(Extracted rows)
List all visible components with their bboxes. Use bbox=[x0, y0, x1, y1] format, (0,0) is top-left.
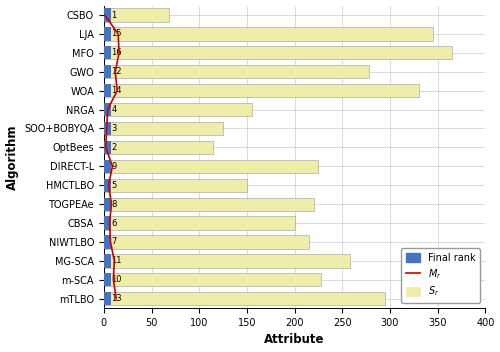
Bar bbox=[104, 122, 223, 135]
Text: 9: 9 bbox=[112, 162, 116, 171]
Bar bbox=[104, 27, 110, 40]
Bar bbox=[104, 197, 314, 211]
Text: 7: 7 bbox=[112, 238, 116, 246]
Text: 3: 3 bbox=[112, 124, 116, 133]
Bar bbox=[104, 235, 110, 249]
Bar bbox=[104, 65, 369, 78]
Bar bbox=[104, 8, 168, 21]
Text: 5: 5 bbox=[112, 181, 116, 190]
Bar bbox=[104, 84, 110, 97]
Legend: Final rank, $M_r$, $S_r$: Final rank, $M_r$, $S_r$ bbox=[400, 248, 480, 303]
Bar bbox=[104, 254, 110, 268]
Text: 13: 13 bbox=[112, 294, 122, 303]
Text: 16: 16 bbox=[112, 48, 122, 57]
Bar bbox=[104, 160, 110, 173]
Text: 6: 6 bbox=[112, 219, 116, 227]
Y-axis label: Algorithm: Algorithm bbox=[6, 124, 18, 190]
Text: 11: 11 bbox=[112, 256, 122, 265]
Bar bbox=[104, 103, 110, 116]
Bar bbox=[104, 292, 385, 305]
Text: 1: 1 bbox=[112, 11, 116, 19]
Bar bbox=[104, 160, 318, 173]
Bar bbox=[104, 235, 309, 249]
X-axis label: Attribute: Attribute bbox=[264, 333, 325, 346]
Bar bbox=[104, 27, 433, 40]
Bar bbox=[104, 141, 214, 154]
Text: 10: 10 bbox=[112, 275, 122, 284]
Bar bbox=[104, 141, 110, 154]
Bar bbox=[104, 273, 110, 287]
Bar bbox=[104, 216, 294, 230]
Bar bbox=[104, 178, 247, 192]
Text: 8: 8 bbox=[112, 200, 116, 209]
Bar bbox=[104, 197, 110, 211]
Text: 4: 4 bbox=[112, 105, 116, 114]
Bar bbox=[104, 254, 350, 268]
Bar bbox=[104, 178, 110, 192]
Bar bbox=[104, 122, 110, 135]
Bar bbox=[104, 103, 252, 116]
Text: 2: 2 bbox=[112, 143, 116, 152]
Text: 14: 14 bbox=[112, 86, 122, 95]
Bar bbox=[104, 46, 110, 59]
Bar bbox=[104, 216, 110, 230]
Bar bbox=[104, 65, 110, 78]
Bar bbox=[104, 8, 110, 21]
Text: 15: 15 bbox=[112, 30, 122, 38]
Text: 12: 12 bbox=[112, 67, 122, 76]
Bar bbox=[104, 84, 418, 97]
Bar bbox=[104, 292, 110, 305]
Bar bbox=[104, 46, 452, 59]
Bar bbox=[104, 273, 321, 287]
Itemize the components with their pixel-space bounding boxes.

**Written task:** Copy every line of the rows above word for word, leaving out the pictures.

**Reply to the exercise:**
List all visible components with their bboxes. Use bbox=[x0, y0, x1, y1] format, (0,0) is top-left.
Bar bbox=[104, 122, 223, 135]
Text: 9: 9 bbox=[112, 162, 116, 171]
Bar bbox=[104, 27, 110, 40]
Bar bbox=[104, 197, 314, 211]
Text: 7: 7 bbox=[112, 238, 116, 246]
Text: 3: 3 bbox=[112, 124, 116, 133]
Bar bbox=[104, 235, 110, 249]
Bar bbox=[104, 65, 369, 78]
Bar bbox=[104, 8, 168, 21]
Text: 5: 5 bbox=[112, 181, 116, 190]
Bar bbox=[104, 84, 110, 97]
Legend: Final rank, $M_r$, $S_r$: Final rank, $M_r$, $S_r$ bbox=[400, 248, 480, 303]
Bar bbox=[104, 254, 110, 268]
Text: 13: 13 bbox=[112, 294, 122, 303]
Text: 16: 16 bbox=[112, 48, 122, 57]
Bar bbox=[104, 160, 110, 173]
Text: 6: 6 bbox=[112, 219, 116, 227]
Y-axis label: Algorithm: Algorithm bbox=[6, 124, 18, 190]
Text: 11: 11 bbox=[112, 256, 122, 265]
Bar bbox=[104, 103, 110, 116]
Bar bbox=[104, 292, 385, 305]
Text: 1: 1 bbox=[112, 11, 116, 19]
Bar bbox=[104, 160, 318, 173]
Bar bbox=[104, 235, 309, 249]
X-axis label: Attribute: Attribute bbox=[264, 333, 325, 346]
Bar bbox=[104, 27, 433, 40]
Bar bbox=[104, 141, 214, 154]
Text: 10: 10 bbox=[112, 275, 122, 284]
Bar bbox=[104, 141, 110, 154]
Bar bbox=[104, 273, 110, 287]
Bar bbox=[104, 216, 294, 230]
Bar bbox=[104, 178, 247, 192]
Text: 8: 8 bbox=[112, 200, 116, 209]
Bar bbox=[104, 197, 110, 211]
Text: 4: 4 bbox=[112, 105, 116, 114]
Bar bbox=[104, 254, 350, 268]
Bar bbox=[104, 178, 110, 192]
Bar bbox=[104, 122, 110, 135]
Bar bbox=[104, 103, 252, 116]
Text: 2: 2 bbox=[112, 143, 116, 152]
Text: 14: 14 bbox=[112, 86, 122, 95]
Bar bbox=[104, 46, 110, 59]
Bar bbox=[104, 216, 110, 230]
Bar bbox=[104, 65, 110, 78]
Bar bbox=[104, 8, 110, 21]
Text: 15: 15 bbox=[112, 30, 122, 38]
Text: 12: 12 bbox=[112, 67, 122, 76]
Bar bbox=[104, 84, 418, 97]
Bar bbox=[104, 292, 110, 305]
Bar bbox=[104, 46, 452, 59]
Bar bbox=[104, 273, 321, 287]
Itemize the components with their pixel-space bounding boxes.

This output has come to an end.